▸ FRAGMENTO DEL DOCUMENTO:

Y si no me equivoco se conserva ese nombre en Puerto Rico para los helados.

En Dominicana (creo), mantecado es un sabor de helado, como de crema o vainilla.  

A los puertorriqueños les resulta muy chistoso oír a sus vecinos decir:  Un helado de mantecado por favor.


----------



## chics

Hola. En el este de España existe el sabor "mantecado", que es vainilla con huevo. Algunas marcas lo llaman "helado de mantecado", mientras que otras hacen directamente un sabor a "vainilla" diferente para vender en esa zona. 
Creo que todavía se usa _helado de mantecado_ en la calle, pero hace un tiempo que no me paso por ahí...


----------



## ToñoTorreón

Acá pedimos nieve de vainilla. El helado de nata no sé que sea (a menos que sea el de cajeta).


----------



## SanzdeAcedo

chics said:


> Hola. En el este de España existe el sabor "mantecado", que es vainilla con huevo. Algunas marcas lo llaman "helado de mantecado", mientras que otras hacen directamente un sabor a "vainilla" diferente para vender en esa zona.
> Creo que todavía se usa _helado de mantecado_ en la calle, pero hace un tiempo que no me paso por ahí...


 
Lo que confirma que lo que se oye en América normalmente tiene su origen en algún lugar o época de España...por raro que suene.


----------



## sayah

chics said:


> Hola. En el este de España existe el sabor "mantecado", que es vainilla con huevo. Algunas marcas lo llaman "helado de mantecado", mientras que otras hacen directamente un sabor a "vainilla" diferente para vender en esa zona.
> Creo que todavía se usa _helado de mantecado_ en la calle, pero hace un tiempo que no me paso por ahí...


 
Eso era justo a lo que yo me refería. Pero aquí lo llamamos directamente mantecado. Que bueno que está...


----------



## chics

Sí, a mí también me gusta más que la vainilla normal, pero tengo que ir a tu tierra para poder comerlo. Es un sabor que no existe en todas partes.

▸ RETOS:
1. Responda brevemente, a partir del fragmento sobre el helado de mantecado:
(a) ¿Qué es el sabor "mantecado" en el este de España?
(b) ¿Qué pide ToñoTorreón "acá"?
(c) ¿Qué frase les resulta chistosa a los puertorriqueños?
2. Convierta en una lista el párrafo del fragmento sobre el helado de mantecado que empieza por "Hola. En el este de España" y conserve sus datos principales.
3. Prosiga la conversación sobre el helado de mantecado a partir de su último mensaje.
Las entradas constituyen un material independiente del fragmento sobre el helado de mantecado.

▸ INFORMACIÓN PROPORCIONADA:
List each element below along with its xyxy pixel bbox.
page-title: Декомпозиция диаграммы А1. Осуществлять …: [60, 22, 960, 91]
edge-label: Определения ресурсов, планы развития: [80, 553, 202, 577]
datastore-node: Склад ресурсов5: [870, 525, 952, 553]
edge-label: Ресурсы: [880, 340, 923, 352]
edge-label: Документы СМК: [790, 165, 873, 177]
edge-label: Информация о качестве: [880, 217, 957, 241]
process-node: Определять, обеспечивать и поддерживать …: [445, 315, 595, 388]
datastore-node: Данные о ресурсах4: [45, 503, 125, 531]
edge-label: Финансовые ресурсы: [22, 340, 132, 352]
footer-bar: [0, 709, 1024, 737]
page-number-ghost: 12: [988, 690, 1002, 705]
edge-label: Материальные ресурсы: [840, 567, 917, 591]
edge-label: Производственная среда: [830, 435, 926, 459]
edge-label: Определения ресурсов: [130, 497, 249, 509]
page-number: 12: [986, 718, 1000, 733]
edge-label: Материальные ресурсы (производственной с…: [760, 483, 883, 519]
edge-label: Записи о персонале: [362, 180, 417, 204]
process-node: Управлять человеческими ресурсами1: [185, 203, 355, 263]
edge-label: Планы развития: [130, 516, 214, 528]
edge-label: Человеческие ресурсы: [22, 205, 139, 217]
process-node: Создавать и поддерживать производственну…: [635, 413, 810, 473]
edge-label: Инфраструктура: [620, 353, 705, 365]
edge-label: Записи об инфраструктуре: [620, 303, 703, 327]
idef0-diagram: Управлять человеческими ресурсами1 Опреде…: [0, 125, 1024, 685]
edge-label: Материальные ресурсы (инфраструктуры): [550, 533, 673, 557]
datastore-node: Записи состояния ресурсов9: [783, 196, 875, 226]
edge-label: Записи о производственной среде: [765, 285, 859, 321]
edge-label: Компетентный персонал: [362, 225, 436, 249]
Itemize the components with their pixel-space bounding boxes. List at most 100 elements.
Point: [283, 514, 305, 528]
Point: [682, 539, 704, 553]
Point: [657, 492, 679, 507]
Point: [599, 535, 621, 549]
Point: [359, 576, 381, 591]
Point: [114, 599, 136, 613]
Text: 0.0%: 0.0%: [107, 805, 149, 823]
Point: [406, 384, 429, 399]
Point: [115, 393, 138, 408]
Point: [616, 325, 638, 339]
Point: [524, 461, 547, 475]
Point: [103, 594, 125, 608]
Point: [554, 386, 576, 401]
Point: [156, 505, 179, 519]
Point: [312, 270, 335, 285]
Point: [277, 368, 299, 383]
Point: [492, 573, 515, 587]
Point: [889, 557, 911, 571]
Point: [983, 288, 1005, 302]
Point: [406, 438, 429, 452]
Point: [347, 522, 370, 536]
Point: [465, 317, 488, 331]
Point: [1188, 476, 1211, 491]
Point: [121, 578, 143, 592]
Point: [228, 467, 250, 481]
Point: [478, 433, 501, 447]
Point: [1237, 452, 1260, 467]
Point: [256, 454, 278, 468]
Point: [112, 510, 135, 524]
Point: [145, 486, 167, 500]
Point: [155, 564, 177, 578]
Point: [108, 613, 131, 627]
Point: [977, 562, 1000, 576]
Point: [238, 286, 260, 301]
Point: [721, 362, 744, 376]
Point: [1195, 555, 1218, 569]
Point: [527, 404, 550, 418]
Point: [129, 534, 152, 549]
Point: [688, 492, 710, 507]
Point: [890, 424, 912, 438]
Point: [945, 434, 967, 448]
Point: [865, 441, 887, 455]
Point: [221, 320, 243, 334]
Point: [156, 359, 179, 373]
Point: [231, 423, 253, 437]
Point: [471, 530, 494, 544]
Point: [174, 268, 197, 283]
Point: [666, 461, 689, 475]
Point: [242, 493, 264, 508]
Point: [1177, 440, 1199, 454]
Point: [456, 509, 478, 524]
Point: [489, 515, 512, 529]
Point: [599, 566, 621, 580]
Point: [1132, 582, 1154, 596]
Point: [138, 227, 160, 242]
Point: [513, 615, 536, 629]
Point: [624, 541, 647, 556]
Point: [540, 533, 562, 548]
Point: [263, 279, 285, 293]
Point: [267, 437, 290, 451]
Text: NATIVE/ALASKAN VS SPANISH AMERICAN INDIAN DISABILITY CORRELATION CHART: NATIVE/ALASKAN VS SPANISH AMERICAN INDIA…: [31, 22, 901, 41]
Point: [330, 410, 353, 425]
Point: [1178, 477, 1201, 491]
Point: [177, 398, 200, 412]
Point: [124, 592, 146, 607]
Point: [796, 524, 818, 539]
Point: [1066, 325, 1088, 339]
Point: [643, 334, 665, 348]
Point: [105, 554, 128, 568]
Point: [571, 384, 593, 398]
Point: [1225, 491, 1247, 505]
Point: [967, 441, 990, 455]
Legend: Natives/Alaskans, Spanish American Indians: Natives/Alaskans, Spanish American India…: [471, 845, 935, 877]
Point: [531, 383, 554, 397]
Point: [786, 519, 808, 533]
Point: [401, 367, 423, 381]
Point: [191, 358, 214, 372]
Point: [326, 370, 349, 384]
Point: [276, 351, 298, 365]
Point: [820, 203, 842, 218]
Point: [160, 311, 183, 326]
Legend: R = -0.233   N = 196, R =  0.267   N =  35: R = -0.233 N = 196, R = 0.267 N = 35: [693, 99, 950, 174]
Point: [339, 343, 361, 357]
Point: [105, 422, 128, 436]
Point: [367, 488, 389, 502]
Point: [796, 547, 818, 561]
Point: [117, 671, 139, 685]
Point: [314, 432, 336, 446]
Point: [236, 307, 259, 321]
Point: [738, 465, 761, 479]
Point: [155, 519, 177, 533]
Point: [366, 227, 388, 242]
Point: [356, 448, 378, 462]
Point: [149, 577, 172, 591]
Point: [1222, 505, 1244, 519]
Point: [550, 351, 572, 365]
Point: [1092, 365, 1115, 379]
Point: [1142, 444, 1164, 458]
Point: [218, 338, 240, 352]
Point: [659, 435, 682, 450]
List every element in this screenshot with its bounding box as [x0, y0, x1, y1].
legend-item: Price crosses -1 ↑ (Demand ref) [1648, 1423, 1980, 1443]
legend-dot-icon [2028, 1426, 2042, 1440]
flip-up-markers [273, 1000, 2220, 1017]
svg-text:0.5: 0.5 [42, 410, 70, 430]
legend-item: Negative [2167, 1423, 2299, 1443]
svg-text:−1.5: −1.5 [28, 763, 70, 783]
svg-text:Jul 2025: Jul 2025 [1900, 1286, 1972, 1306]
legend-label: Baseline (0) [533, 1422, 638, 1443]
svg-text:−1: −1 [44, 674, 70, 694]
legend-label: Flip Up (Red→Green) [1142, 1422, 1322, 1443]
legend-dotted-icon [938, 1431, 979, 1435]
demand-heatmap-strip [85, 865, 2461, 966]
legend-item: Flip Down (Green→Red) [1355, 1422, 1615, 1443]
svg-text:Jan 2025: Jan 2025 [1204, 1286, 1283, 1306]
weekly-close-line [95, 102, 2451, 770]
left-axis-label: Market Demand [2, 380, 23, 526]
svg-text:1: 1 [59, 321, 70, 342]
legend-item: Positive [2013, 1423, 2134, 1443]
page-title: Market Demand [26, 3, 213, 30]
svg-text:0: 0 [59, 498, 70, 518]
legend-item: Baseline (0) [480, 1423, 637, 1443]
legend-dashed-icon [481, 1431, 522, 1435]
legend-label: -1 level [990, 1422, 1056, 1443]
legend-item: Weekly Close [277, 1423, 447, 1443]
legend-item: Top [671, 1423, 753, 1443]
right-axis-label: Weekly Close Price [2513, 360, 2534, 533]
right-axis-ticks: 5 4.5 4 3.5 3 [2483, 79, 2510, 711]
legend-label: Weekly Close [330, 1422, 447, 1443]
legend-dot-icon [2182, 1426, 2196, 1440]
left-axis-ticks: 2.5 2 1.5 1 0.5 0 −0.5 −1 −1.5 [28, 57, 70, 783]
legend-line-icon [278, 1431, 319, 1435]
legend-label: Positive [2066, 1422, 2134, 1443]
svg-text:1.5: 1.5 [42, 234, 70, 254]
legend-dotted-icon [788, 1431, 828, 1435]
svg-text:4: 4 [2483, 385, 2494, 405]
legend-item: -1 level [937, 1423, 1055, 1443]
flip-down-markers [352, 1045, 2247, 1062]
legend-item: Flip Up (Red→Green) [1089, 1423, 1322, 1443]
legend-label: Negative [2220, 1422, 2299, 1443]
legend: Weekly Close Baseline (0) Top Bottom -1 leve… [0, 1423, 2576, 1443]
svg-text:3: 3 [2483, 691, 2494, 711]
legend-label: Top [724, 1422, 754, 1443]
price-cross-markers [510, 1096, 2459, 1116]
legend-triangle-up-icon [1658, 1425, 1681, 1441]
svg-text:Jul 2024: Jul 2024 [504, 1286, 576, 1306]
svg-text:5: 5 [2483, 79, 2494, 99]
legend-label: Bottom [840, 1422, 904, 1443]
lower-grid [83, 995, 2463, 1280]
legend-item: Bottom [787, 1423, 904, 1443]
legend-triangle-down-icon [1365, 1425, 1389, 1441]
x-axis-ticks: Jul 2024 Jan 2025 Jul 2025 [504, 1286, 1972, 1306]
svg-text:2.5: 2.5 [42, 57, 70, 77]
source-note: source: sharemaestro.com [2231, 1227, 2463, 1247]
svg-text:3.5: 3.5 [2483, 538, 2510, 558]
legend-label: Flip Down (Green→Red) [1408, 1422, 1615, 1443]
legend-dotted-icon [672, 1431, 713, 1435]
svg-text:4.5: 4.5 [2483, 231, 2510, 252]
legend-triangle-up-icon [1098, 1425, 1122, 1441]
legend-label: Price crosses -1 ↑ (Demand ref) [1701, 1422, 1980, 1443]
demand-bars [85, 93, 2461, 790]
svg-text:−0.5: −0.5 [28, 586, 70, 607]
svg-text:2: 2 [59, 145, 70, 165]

▸ RESPUESTAS ESPERADAS:
1.
(a) Vainilla con huevo.
(b) Nieve de vainilla.
(c) "Un helado de mantecado por favor", dicha por sus vecinos.

2.
- En el este de España existe el sabor "mantecado", que es vainilla con huevo.
- Algunas marcas lo llaman "helado de mantecado".
- Otras marcas fabrican un sabor "vainilla" distinto para venderlo en esa zona.
- Quien escribe cree que en la calle todavía se dice "helado de mantecado", aunque hace tiempo que no pasa por allí.

3.
----------



## PABLO DE SOTO

Es probable que los primeros helados cremosos fueran todos de nata o vainilla, y se llamaran mantecados. Cuando fueron apareciendo sabores nuevos la gente mayor siguió diciendo un "mantecado de chocolate" ( como decía mi abuela), pero se fue generalizando la palabra "helado" y "mantecado" quedó sólo en algunas zonas para los helados de los sabores originales.
De hecho, cuando yo era pequeño había muy pocos sabores y ahora hay tropecientos.


----------



## chics

Precisamente, en España, las marcas que hacen aún este sabor son (o eran...) de la zona de Alicante, salvo una que es de las islas. Lo hacen porque la gente aún lo pide, y tal vez por cierto romanticismo (aunque si no fuera rentable, no lo harían). Por supuesto otras empresas multinacionales no son sensibles a estos localismos. Lo que está claro es que desde el momento en que no se ve ni vende, ya nadie pude pedir uno.

De heladerías caseras no hablo por que seguro que cada una hace lo que quiere. Y cada uno en su casa, también.


----------



## Ayutuxtepeque

mirx said:


> Toño, ya hubo un hilo. Sólo recuerdo que en El Salvador les llaman "sorbete".


 
En efecto Mirx, para nosotros, lo que Toño muestra es un *sorbete*, sea de frutas, de leche, de chocolate, caramelo, etc.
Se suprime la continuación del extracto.